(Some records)
--------------------------------

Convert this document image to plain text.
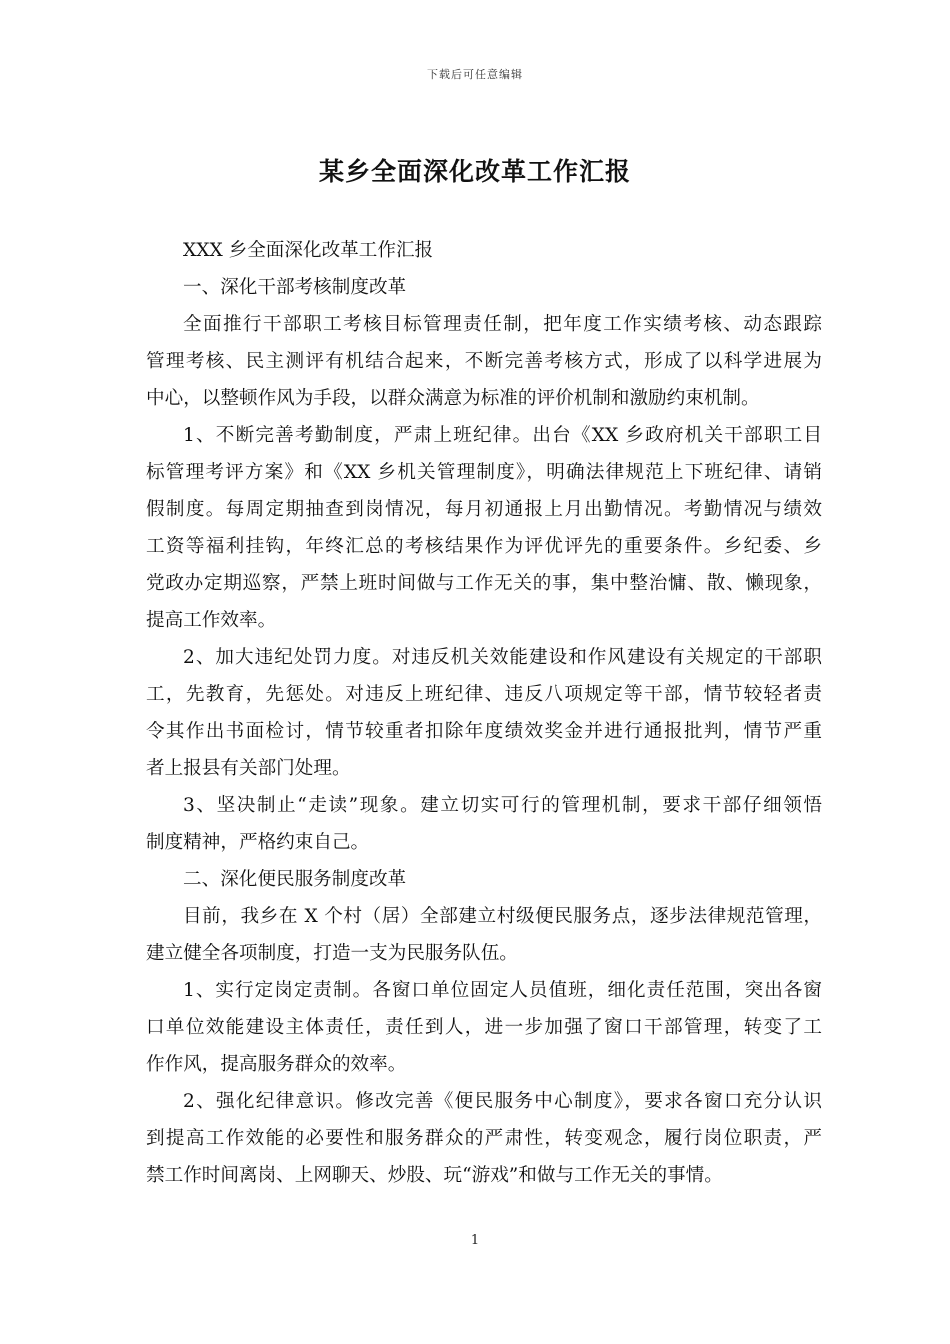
下载后可任意编辑
某乡全面深化改革工作汇报
XXX 乡全面深化改革工作汇报
一、深化干部考核制度改革
全面推行干部职工考核目标管理责任制，把年度工作实绩考核、动态跟踪
管理考核、民主测评有机结合起来，不断完善考核方式，形成了以科学进展为
中心，以整顿作风为手段，以群众满意为标准的评价机制和激励约束机制。
1、不断完善考勤制度，严肃上班纪律。出台《XX 乡政府机关干部职工目
标管理考评方案》和《XX 乡机关管理制度》，明确法律规范上下班纪律、请销
假制度。每周定期抽查到岗情况，每月初通报上月出勤情况。考勤情况与绩效
工资等福利挂钩，年终汇总的考核结果作为评优评先的重要条件。乡纪委、乡
党政办定期巡察，严禁上班时间做与工作无关的事，集中整治慵、散、懒现象，
提高工作效率。
2、加大违纪处罚力度。对违反机关效能建设和作风建设有关规定的干部职
工，先教育，先惩处。对违反上班纪律、违反八项规定等干部，情节较轻者责
令其作出书面检讨，情节较重者扣除年度绩效奖金并进行通报批判，情节严重
者上报县有关部门处理。
3、坚决制止“走读”现象。建立切实可行的管理机制，要求干部仔细领悟
制度精神，严格约束自己。
二、深化便民服务制度改革
目前，我乡在 X 个村（居）全部建立村级便民服务点，逐步法律规范管理，
建立健全各项制度，打造一支为民服务队伍。
1、实行定岗定责制。各窗口单位固定人员值班，细化责任范围，突出各窗
口单位效能建设主体责任，责任到人，进一步加强了窗口干部管理，转变了工
作作风，提高服务群众的效率。
2、强化纪律意识。修改完善《便民服务中心制度》，要求各窗口充分认识
到提高工作效能的必要性和服务群众的严肃性，转变观念，履行岗位职责，严
禁工作时间离岗、上网聊天、炒股、玩“游戏”和做与工作无关的事情。
1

--------------------------------

Problem details - Leave out every picture and copy the rest of the records exactly.

Task result -
Convert this document image to plain text.
下载后可任意编辑
某乡全面深化改革工作汇报
XXX 乡全面深化改革工作汇报
一、深化干部考核制度改革
全面推行干部职工考核目标管理责任制，把年度工作实绩考核、动态跟踪
管理考核、民主测评有机结合起来，不断完善考核方式，形成了以科学进展为
中心，以整顿作风为手段，以群众满意为标准的评价机制和激励约束机制。
1、不断完善考勤制度，严肃上班纪律。出台《XX 乡政府机关干部职工目
标管理考评方案》和《XX 乡机关管理制度》，明确法律规范上下班纪律、请销
假制度。每周定期抽查到岗情况，每月初通报上月出勤情况。考勤情况与绩效
工资等福利挂钩，年终汇总的考核结果作为评优评先的重要条件。乡纪委、乡
党政办定期巡察，严禁上班时间做与工作无关的事，集中整治慵、散、懒现象，
提高工作效率。
2、加大违纪处罚力度。对违反机关效能建设和作风建设有关规定的干部职
工，先教育，先惩处。对违反上班纪律、违反八项规定等干部，情节较轻者责
令其作出书面检讨，情节较重者扣除年度绩效奖金并进行通报批判，情节严重
者上报县有关部门处理。
3、坚决制止“走读”现象。建立切实可行的管理机制，要求干部仔细领悟
制度精神，严格约束自己。
二、深化便民服务制度改革
目前，我乡在 X 个村（居）全部建立村级便民服务点，逐步法律规范管理，
建立健全各项制度，打造一支为民服务队伍。
1、实行定岗定责制。各窗口单位固定人员值班，细化责任范围，突出各窗
口单位效能建设主体责任，责任到人，进一步加强了窗口干部管理，转变了工
作作风，提高服务群众的效率。
2、强化纪律意识。修改完善《便民服务中心制度》，要求各窗口充分认识
到提高工作效能的必要性和服务群众的严肃性，转变观念，履行岗位职责，严
禁工作时间离岗、上网聊天、炒股、玩“游戏”和做与工作无关的事情。
1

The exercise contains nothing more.